# Source text
Wednesday, 4 December 2019
Embers Below Zero/Grist - Split Frequencies Vol. 1
Album: Split Frequencies Vol. 1
Label: Sombre Soniks
Catalogue no: SomSon 141
1. Concrete Elemental – Embers Below Zero
2. You are at the Gate, You are the Key – Grist
As the title of this new album from UK label Sombre Soniks suggests, this is the first in a new series featuring split releases, and on this one in particular we have two long-form pieces from projects hailing from Poland and Australia. Of course, the idea isn’t new, it being something of a tradition in certain underground music circles, but nevertheless it’s a welcome move on the part of the label. In many respects I prefer this format to the anthology/compilation: the flavour of an artist’s work can be gauged more fully through longer tracks than short pieces, at least in my books.

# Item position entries
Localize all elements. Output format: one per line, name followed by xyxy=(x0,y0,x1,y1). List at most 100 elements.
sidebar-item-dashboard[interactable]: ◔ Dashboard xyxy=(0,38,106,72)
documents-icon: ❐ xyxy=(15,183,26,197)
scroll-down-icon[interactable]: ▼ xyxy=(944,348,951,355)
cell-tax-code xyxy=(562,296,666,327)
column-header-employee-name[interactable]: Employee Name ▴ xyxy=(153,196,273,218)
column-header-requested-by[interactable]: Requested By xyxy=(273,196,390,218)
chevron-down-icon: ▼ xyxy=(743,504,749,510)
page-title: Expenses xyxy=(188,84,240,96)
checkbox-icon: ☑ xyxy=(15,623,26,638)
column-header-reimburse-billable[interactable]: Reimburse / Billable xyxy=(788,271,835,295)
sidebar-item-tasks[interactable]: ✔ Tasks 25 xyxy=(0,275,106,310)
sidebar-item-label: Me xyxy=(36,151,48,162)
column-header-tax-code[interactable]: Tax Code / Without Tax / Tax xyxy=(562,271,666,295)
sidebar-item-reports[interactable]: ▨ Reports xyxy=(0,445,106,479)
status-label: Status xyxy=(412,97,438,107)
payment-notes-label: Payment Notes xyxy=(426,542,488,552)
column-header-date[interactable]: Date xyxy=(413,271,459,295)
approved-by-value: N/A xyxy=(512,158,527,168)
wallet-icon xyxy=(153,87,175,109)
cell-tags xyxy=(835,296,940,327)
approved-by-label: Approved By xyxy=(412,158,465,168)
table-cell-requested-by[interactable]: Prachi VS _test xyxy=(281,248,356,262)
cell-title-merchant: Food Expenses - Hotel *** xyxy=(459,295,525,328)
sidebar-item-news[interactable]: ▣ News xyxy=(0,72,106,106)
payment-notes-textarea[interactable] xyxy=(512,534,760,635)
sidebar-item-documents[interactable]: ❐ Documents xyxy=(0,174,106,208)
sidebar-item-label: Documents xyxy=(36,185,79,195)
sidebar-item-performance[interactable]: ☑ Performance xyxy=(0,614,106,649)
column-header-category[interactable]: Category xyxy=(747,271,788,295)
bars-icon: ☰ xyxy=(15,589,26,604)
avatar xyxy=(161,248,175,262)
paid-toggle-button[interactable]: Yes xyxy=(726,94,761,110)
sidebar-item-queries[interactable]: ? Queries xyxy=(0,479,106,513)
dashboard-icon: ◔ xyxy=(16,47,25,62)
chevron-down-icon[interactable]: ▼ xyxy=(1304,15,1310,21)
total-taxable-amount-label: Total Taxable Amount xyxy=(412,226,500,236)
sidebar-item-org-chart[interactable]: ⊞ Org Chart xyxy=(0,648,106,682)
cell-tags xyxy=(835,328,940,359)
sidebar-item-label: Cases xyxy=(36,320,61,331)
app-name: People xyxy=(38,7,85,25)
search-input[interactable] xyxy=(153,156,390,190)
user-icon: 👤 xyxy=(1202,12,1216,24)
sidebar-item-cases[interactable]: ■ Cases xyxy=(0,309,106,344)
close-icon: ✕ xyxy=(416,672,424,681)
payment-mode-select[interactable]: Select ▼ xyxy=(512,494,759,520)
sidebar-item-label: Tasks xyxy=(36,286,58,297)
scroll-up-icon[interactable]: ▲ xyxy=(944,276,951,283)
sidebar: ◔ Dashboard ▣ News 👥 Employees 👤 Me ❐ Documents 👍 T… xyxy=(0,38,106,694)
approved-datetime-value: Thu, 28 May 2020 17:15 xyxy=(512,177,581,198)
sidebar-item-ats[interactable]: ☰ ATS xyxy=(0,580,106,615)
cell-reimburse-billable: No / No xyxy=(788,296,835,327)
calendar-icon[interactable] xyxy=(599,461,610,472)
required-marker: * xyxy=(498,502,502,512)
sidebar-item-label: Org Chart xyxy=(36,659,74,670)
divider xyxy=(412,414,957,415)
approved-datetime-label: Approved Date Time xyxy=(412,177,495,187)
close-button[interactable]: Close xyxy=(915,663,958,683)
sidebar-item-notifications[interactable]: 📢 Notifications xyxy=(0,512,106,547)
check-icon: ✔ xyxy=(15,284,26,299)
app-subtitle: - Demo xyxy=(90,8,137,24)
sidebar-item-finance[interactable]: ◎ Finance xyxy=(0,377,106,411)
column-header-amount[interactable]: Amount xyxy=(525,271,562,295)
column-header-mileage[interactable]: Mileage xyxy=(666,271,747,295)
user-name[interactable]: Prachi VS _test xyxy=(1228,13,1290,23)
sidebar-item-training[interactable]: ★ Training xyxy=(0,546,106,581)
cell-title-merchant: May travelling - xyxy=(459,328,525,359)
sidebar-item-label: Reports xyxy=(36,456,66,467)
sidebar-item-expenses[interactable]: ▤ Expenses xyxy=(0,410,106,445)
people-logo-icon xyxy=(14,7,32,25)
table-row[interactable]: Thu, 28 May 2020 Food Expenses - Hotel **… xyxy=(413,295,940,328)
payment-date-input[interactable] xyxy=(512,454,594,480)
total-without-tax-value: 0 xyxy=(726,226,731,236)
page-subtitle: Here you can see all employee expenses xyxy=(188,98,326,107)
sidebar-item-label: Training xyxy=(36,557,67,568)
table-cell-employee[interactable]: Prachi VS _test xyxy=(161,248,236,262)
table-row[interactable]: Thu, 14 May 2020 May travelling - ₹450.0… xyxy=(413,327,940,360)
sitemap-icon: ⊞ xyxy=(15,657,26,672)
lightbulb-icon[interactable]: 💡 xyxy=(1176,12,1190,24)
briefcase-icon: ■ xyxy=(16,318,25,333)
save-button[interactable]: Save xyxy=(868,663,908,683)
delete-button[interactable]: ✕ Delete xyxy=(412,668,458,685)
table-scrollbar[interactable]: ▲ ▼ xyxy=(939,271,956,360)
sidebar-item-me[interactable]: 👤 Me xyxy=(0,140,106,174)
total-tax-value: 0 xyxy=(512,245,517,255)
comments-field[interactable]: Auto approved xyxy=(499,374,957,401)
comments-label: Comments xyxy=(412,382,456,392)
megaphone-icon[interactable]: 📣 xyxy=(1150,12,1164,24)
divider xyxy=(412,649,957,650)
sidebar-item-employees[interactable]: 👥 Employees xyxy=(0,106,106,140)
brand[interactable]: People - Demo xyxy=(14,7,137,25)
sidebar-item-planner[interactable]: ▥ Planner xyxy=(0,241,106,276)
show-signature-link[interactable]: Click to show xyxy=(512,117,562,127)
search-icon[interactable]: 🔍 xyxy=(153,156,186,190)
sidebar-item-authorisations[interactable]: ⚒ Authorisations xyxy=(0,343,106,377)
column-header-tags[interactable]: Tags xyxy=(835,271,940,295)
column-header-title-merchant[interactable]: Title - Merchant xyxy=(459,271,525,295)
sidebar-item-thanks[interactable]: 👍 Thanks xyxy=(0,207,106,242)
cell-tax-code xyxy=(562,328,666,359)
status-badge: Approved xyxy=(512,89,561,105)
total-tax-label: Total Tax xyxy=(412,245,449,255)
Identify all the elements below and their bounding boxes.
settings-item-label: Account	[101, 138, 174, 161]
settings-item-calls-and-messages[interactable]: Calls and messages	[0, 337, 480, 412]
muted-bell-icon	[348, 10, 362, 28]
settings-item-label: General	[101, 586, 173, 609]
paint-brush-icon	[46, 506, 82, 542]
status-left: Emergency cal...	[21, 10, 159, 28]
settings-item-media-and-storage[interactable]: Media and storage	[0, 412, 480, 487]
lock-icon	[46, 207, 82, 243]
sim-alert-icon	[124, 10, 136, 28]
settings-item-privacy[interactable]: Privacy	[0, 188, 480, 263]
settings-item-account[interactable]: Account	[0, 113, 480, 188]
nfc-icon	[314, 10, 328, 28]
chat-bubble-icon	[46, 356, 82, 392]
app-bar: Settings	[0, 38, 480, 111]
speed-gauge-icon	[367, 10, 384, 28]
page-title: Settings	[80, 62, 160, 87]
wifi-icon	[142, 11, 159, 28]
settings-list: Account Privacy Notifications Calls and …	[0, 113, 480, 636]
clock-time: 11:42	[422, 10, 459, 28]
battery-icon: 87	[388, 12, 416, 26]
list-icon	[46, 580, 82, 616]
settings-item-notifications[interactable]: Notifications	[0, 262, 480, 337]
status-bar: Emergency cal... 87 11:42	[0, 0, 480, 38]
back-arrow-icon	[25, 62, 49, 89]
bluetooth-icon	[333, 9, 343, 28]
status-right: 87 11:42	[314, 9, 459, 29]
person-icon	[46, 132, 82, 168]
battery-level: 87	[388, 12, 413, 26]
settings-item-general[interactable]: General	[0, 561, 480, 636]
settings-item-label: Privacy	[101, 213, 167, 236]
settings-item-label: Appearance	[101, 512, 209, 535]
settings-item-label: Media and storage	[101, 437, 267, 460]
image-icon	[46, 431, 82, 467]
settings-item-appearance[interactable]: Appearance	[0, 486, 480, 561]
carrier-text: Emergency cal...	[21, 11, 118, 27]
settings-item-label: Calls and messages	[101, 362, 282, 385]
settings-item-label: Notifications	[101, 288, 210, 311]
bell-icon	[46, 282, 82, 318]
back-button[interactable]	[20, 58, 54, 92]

# Complete the following
**a)** Say whether each statement agrees with the review of Split Frequencies Vol. 1, answering yes or no and quoting the words of the review that decide it: (i) Sombre Soniks is a label based in the UK. (ii) The album gathers many short pieces from different artists. (iii) The reviewer favors the anthology/compilation format over the split format.
**b)** Answer these questions from the review of Split Frequencies Vol. 1:
(i) What is the album's catalogue number?
(ii) What is the title of the track by Grist?
(iii) What date appears at the top of the review?
**c)** Continue the review of Split Frequencies Vol. 1 from the point where it stops.
None of the item position entries are needed for the work that comes next.

# Results
**a)**
(i) Yes: "UK label Sombre Soniks"
(ii) No: "two long-form pieces from projects hailing from Poland and Australia"
(iii) No: "In many respects I prefer this format to the anthology/compilation"

**b)**
(i) SomSon 141
(ii) You are at the Gate, You are the Key
(iii) Wednesday, 4 December 2019

**c)**
In light of that, then, what’s the prognosis here? Embers Below Zero’s ‘Concrete Elemental’ starts off with a distant but bright figure repeated until a raw static-infused wave fades in as if some hovering behemoth is crossing the distance between the far horizon and one’s immediate viewpoint, only to be superseded by an ambient drone that takes wing and soars heavenward. Whining guitar feedback accompanies the floating ambience, seguing into an ebbing and flowing organic rasp, reminiscent of something living and breathing, a steady, perhaps ultimately malign, presence, darkening the sky and casting its baleful aura earthward. It becomes the pulse of the piece, an elemental heartbeat giving life and sustenance to whatever entity has been conjured up. Strength and energy continually pile up upon themselves, sounding an alarm, signalling its immensely overwhelming power. Whatever species of entity hangs above our heads, it isn’t benign in any way, shape, or form, and even when it gradually fades we’re still left with the noisy ghost of its presence, an afterimage of darkness left on the pale azure of the sky, as a constant reminder.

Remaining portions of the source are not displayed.